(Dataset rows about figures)
········

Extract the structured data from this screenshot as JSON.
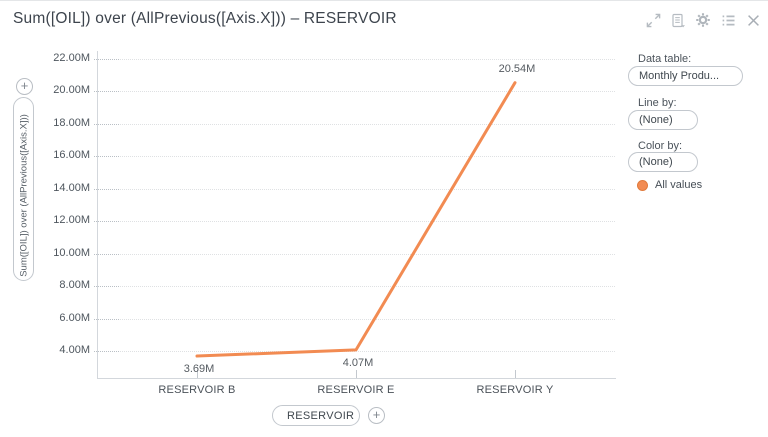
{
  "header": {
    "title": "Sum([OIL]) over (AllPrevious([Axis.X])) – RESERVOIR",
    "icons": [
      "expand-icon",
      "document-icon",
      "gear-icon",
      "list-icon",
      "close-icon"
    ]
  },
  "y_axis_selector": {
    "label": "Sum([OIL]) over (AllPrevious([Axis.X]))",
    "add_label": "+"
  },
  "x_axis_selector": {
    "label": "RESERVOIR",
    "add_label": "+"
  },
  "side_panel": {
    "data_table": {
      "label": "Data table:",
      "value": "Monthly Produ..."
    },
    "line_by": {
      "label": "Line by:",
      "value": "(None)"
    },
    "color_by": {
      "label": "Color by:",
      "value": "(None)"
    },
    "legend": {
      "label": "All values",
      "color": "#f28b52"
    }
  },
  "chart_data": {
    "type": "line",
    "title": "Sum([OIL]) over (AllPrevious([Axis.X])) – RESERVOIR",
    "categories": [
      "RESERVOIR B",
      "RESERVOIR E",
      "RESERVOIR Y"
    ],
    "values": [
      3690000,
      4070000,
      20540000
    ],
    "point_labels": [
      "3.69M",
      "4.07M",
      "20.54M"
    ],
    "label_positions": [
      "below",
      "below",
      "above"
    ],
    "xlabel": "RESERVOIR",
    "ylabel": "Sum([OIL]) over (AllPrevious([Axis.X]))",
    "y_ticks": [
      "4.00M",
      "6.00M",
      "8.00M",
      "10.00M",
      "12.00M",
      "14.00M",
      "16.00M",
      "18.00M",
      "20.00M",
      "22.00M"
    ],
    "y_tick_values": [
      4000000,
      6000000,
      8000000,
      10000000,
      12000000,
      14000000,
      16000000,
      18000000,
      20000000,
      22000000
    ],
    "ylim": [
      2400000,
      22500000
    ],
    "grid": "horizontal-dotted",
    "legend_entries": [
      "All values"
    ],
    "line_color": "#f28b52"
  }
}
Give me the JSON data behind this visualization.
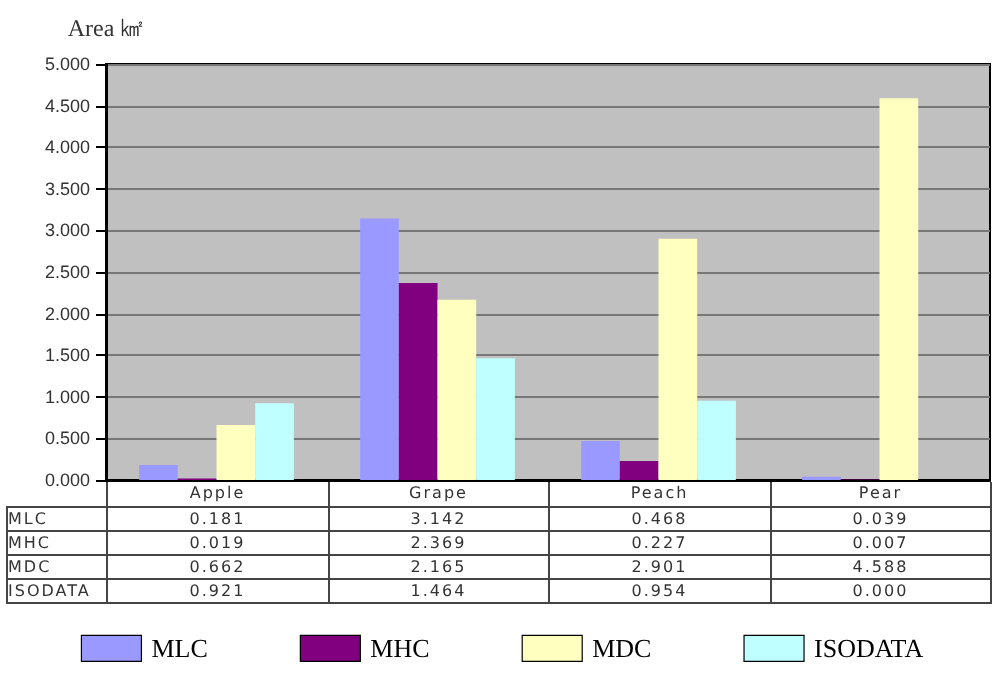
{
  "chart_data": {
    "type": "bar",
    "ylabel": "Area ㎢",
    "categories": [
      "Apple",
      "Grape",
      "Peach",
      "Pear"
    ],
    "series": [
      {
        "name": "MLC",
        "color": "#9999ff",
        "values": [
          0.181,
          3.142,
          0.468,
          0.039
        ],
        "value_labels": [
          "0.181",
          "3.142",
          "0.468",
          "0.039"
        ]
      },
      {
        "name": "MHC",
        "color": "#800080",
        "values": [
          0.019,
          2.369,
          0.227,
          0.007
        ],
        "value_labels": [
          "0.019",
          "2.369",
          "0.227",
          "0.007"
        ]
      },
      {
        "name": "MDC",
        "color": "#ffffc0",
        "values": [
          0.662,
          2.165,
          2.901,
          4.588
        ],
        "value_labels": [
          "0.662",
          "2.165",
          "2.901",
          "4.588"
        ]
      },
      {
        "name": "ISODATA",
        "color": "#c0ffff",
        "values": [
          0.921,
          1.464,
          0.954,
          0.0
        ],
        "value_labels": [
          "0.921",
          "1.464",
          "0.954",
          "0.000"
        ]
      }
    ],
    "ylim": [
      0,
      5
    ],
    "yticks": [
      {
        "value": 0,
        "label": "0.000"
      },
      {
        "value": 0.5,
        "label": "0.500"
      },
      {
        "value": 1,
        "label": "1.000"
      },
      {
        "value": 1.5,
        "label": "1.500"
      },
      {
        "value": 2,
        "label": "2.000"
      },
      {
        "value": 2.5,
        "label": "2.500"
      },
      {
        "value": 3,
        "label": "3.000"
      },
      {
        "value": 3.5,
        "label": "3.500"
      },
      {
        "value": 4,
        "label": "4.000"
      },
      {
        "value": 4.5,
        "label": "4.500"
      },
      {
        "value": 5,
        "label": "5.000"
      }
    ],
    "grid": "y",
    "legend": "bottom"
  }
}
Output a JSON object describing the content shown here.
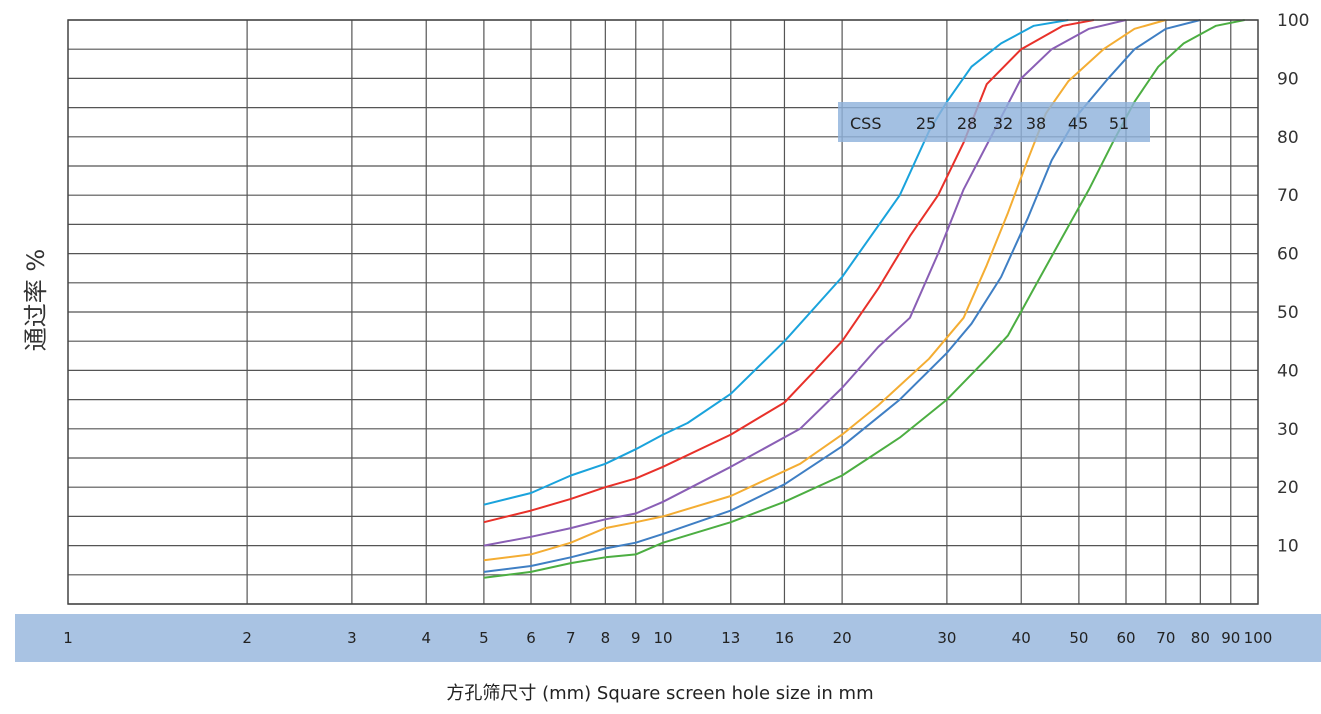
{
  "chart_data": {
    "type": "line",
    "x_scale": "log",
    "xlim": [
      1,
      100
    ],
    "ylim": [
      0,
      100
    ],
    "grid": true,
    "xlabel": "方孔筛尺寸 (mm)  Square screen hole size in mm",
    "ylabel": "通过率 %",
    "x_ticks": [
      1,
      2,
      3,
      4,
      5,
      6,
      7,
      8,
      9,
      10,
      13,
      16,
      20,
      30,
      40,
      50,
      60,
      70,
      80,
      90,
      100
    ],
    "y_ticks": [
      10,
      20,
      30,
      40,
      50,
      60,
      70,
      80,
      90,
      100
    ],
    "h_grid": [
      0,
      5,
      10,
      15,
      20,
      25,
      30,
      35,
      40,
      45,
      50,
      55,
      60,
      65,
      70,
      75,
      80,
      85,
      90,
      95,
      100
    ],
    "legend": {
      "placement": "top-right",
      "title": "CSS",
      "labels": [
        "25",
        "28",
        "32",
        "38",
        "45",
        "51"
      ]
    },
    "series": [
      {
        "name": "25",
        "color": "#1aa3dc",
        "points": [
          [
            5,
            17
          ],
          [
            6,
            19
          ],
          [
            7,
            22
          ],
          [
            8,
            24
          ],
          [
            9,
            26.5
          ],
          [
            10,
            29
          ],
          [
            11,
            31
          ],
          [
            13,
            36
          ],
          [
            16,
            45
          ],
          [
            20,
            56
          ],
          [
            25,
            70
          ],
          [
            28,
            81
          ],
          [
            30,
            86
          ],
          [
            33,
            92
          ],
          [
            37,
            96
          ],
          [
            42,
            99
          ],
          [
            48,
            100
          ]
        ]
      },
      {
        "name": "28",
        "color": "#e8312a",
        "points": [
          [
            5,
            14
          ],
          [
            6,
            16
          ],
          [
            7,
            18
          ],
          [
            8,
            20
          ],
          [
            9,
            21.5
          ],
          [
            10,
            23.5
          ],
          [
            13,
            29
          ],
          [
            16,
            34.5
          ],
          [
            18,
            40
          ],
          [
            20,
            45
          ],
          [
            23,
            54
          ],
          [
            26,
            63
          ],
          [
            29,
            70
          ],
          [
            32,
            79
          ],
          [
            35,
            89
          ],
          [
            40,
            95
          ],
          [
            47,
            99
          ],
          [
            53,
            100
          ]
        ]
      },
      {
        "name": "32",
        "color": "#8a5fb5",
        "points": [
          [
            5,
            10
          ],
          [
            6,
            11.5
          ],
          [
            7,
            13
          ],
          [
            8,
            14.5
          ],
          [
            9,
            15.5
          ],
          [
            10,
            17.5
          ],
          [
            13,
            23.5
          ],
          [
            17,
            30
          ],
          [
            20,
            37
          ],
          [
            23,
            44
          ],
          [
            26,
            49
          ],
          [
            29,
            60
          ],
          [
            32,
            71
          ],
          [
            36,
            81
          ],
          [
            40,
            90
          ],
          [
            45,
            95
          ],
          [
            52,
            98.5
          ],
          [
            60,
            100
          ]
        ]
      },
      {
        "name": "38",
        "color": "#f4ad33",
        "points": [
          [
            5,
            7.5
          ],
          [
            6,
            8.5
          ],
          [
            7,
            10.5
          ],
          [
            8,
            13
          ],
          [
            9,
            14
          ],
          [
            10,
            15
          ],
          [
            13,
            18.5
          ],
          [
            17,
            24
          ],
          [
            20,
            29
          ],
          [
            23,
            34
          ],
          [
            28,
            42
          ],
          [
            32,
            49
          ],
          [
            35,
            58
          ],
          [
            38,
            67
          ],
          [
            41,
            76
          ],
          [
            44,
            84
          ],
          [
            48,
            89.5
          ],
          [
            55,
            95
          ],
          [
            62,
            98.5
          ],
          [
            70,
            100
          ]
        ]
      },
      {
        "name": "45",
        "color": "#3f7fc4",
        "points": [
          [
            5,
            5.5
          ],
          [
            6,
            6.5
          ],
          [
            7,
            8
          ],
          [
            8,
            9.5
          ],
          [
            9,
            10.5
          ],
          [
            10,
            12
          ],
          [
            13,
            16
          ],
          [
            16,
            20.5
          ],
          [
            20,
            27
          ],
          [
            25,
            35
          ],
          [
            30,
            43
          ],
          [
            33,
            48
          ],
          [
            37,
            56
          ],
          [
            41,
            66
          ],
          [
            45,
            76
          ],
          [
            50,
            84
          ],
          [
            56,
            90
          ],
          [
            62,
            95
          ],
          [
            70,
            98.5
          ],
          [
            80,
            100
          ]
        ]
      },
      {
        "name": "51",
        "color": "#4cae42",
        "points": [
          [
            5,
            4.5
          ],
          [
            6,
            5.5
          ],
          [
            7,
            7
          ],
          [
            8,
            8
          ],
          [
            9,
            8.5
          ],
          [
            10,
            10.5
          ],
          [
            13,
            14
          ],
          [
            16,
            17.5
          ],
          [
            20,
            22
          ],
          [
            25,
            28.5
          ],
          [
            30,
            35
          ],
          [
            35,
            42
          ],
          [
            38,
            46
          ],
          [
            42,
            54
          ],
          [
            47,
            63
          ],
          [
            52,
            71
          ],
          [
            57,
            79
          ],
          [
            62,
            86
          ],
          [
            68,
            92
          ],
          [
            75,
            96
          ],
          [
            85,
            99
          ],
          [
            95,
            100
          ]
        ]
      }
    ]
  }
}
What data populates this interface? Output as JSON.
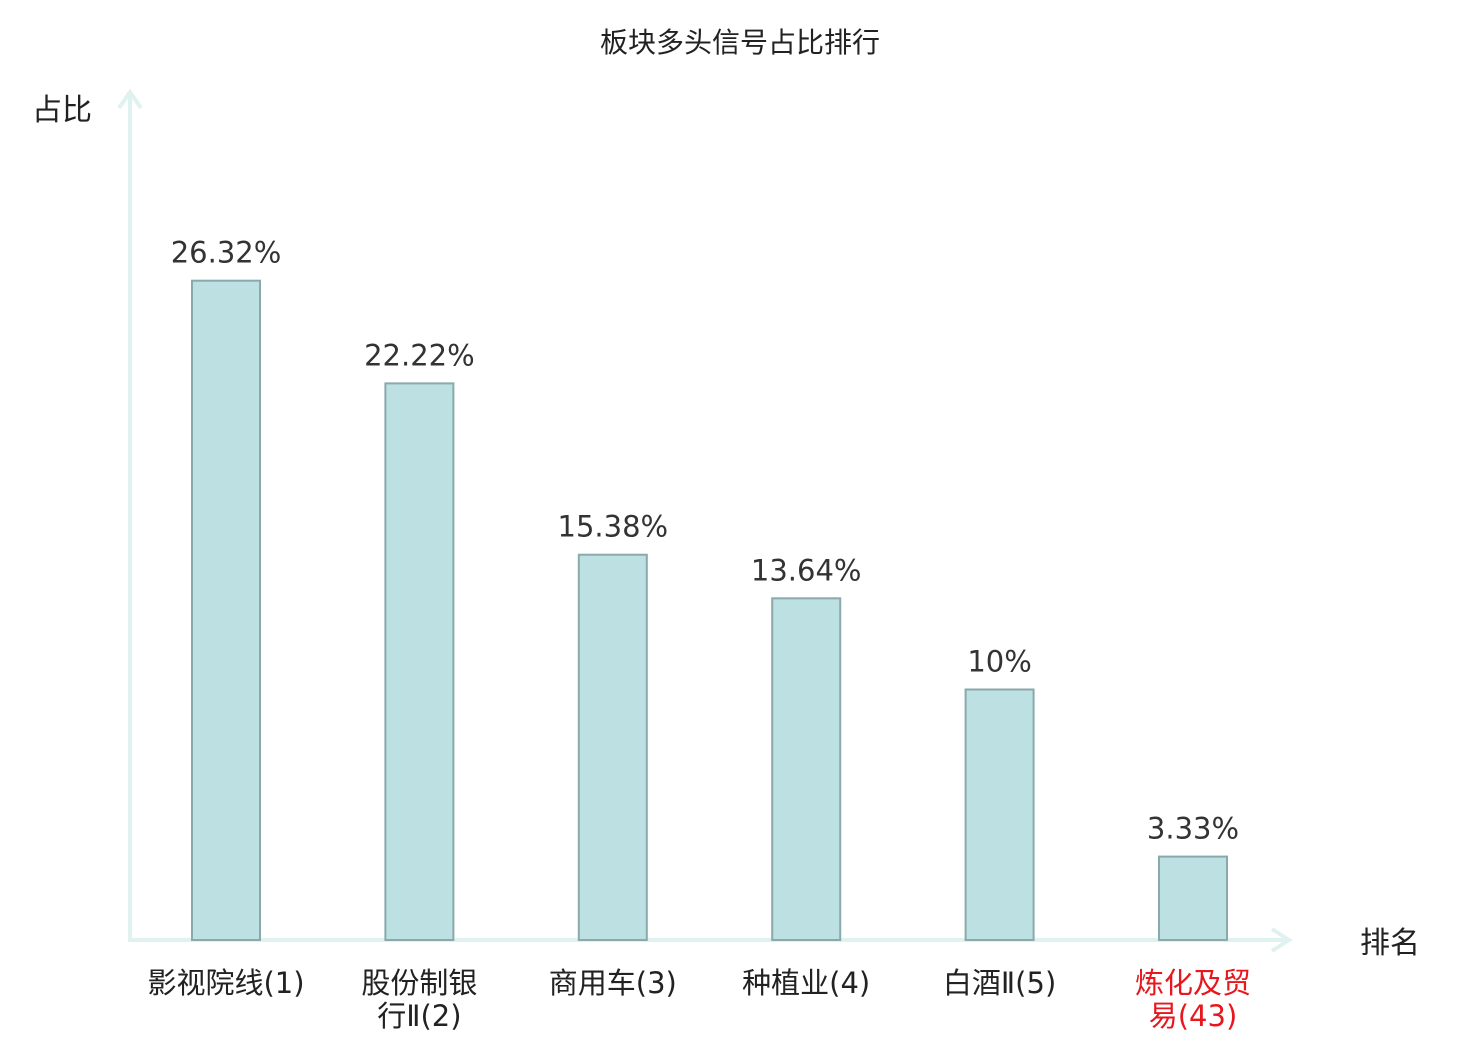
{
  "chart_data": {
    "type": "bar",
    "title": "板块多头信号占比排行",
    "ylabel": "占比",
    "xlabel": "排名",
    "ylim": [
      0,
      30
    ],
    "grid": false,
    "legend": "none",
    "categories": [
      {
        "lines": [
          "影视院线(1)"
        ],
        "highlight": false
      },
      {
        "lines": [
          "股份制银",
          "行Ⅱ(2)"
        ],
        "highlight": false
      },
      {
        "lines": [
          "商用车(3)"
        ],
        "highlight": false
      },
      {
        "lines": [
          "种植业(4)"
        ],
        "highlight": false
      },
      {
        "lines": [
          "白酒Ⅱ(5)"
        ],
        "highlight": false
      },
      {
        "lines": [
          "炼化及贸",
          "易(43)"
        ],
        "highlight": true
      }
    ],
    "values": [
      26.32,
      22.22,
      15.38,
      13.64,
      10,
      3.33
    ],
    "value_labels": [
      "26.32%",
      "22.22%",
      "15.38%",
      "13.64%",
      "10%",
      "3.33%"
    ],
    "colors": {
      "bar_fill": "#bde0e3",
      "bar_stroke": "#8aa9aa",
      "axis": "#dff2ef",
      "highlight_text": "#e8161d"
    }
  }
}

········

> **Your goal**
Filter the entries and copy out every line with the word "ylabel".

> **Full solution**
    "ylabel": "Sum([OIL]) over (AllPrevious([Axis.X]))",
    "ylabel": "Area ㎢",
    "ylabel": "通过率 %",
    "ylabel": "占比",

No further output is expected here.